** begin Excerpted passage **

Again, the results are consistent. So we’ve established that we can compute the same results using a grid approximation or PyMC3.

But it might not be clear why. In this example, the grid algorithm requires less computation than MCMC, and the result is a pretty good approximation of the posterior distribution, rather than a sample.

However, this is a simple model with just one parameter. In fact, we could have solved it with even less computation, using a conjugate prior. The power of PyMC3 will be clearer with a more complex model.

## Happiness#

Recently I read “Happiness and Life Satisfaction” by Esteban Ortiz-Ospina and Max Roser, which discusses (among many other things) the relationship between income and happiness, both between countries, within countries, and over time.

It cites the “World Happiness Report”, which includes results of a multiple regression analysis that explores the relationship between happiness and six potentially predictive factors:

Income as represented by per capita GDP

Social support

Healthy life expectancy at birth

Freedom to make life choices

Generosity

Perceptions of corruption

The dependent variable is the national average of responses to the “Cantril ladder question” used by the Gallup World Poll:

Please imagine a ladder with steps numbered from zero at the bottom to 10 at the top. The top of the ladder represents the best possible life for you and the bottom of the ladder represents the worst possible life for you. On which step of the ladder would you say you personally feel you stand at this time?

** end Excerpted passage **

- **Stated task A**: Please repeat the lines of the records from the start through the line holding "cell-model: S8JX-P05024CD [324, 217, 426, 233]", inclusive.

** begin Dataset **

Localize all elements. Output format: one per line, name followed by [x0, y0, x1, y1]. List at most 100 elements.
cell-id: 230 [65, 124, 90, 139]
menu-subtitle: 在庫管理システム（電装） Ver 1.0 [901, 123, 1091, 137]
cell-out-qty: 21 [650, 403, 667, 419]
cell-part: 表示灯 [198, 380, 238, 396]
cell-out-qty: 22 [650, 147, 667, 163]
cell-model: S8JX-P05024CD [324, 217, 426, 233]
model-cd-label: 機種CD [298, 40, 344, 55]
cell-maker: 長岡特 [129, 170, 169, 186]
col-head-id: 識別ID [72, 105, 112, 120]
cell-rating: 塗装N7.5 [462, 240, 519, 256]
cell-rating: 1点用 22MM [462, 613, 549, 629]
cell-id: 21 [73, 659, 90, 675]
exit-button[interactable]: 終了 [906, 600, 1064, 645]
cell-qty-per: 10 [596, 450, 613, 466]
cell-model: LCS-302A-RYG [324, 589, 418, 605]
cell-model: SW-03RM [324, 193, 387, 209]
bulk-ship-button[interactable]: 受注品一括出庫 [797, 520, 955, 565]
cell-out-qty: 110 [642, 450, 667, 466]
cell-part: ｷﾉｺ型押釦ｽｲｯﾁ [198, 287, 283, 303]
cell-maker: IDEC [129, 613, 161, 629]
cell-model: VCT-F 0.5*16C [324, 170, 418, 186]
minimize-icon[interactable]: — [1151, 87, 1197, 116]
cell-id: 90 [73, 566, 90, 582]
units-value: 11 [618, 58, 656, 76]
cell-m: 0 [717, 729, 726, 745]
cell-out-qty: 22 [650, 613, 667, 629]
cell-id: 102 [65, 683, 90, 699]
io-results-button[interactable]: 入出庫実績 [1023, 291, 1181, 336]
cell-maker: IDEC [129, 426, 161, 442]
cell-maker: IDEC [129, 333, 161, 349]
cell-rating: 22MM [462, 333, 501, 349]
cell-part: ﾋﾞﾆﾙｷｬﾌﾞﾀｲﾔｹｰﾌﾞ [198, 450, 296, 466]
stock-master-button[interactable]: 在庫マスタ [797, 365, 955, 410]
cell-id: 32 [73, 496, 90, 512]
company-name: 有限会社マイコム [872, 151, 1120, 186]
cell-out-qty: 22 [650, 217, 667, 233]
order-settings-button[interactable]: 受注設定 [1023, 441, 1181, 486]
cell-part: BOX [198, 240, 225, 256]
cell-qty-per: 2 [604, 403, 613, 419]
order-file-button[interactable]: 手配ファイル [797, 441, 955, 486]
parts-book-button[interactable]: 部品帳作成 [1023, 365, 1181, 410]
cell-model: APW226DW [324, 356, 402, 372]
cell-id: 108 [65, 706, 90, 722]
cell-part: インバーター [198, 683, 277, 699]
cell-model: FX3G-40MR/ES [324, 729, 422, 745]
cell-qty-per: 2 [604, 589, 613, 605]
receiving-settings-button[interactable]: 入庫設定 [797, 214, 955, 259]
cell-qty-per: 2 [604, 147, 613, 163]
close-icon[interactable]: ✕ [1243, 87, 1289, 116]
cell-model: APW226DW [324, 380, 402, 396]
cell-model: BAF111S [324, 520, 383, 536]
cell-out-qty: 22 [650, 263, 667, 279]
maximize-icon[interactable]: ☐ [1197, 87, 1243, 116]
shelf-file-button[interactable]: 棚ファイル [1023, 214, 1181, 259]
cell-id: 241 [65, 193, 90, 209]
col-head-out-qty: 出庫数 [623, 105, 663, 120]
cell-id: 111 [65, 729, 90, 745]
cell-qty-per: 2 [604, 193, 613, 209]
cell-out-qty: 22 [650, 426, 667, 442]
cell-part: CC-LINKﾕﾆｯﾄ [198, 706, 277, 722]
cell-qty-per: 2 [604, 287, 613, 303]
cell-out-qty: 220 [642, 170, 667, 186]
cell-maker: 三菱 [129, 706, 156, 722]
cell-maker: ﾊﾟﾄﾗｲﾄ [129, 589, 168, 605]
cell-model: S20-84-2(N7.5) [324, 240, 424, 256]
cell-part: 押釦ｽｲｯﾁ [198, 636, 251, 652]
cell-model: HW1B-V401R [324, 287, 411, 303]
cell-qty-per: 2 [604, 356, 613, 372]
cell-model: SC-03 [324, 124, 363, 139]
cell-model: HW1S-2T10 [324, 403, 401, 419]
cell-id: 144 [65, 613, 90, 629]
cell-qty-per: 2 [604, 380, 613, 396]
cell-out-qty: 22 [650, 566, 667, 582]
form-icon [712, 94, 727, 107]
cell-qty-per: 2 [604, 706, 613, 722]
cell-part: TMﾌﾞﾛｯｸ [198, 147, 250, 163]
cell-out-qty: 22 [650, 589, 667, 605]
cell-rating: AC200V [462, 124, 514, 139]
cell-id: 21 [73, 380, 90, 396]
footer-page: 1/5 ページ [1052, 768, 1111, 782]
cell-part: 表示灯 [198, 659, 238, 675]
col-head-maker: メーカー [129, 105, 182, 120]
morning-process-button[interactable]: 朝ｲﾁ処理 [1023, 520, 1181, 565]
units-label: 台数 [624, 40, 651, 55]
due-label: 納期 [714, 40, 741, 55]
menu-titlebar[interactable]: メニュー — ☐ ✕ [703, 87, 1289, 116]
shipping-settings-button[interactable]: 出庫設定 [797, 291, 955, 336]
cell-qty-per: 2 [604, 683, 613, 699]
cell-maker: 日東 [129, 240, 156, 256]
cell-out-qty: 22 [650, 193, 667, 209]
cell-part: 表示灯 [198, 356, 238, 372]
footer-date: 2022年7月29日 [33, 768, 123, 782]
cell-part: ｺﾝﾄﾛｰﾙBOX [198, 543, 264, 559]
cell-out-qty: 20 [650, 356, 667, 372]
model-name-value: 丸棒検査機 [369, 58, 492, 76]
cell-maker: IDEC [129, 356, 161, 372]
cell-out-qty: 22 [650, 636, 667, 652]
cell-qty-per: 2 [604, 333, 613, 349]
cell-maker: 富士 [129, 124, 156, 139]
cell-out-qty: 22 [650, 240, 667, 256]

** end Dataset **

- **Stated task B**: Give the passage again from "## Happiness#" through "and over time.", inclusive, substituting "wealth" for "income".

- **Right answer A**:
Localize all elements. Output format: one per line, name followed by [x0, y0, x1, y1]. List at most 100 elements.
cell-id: 230 [65, 124, 90, 139]
menu-subtitle: 在庫管理システム（電装） Ver 1.0 [901, 123, 1091, 137]
cell-out-qty: 21 [650, 403, 667, 419]
cell-part: 表示灯 [198, 380, 238, 396]
cell-out-qty: 22 [650, 147, 667, 163]
cell-model: S8JX-P05024CD [324, 217, 426, 233]

- **Right answer B**:
## Happiness#

Recently I read “Happiness and Life Satisfaction” by Esteban Ortiz-Ospina and Max Roser, which discusses (among many other things) the relationship between wealth and happiness, both between countries, within countries, and over time.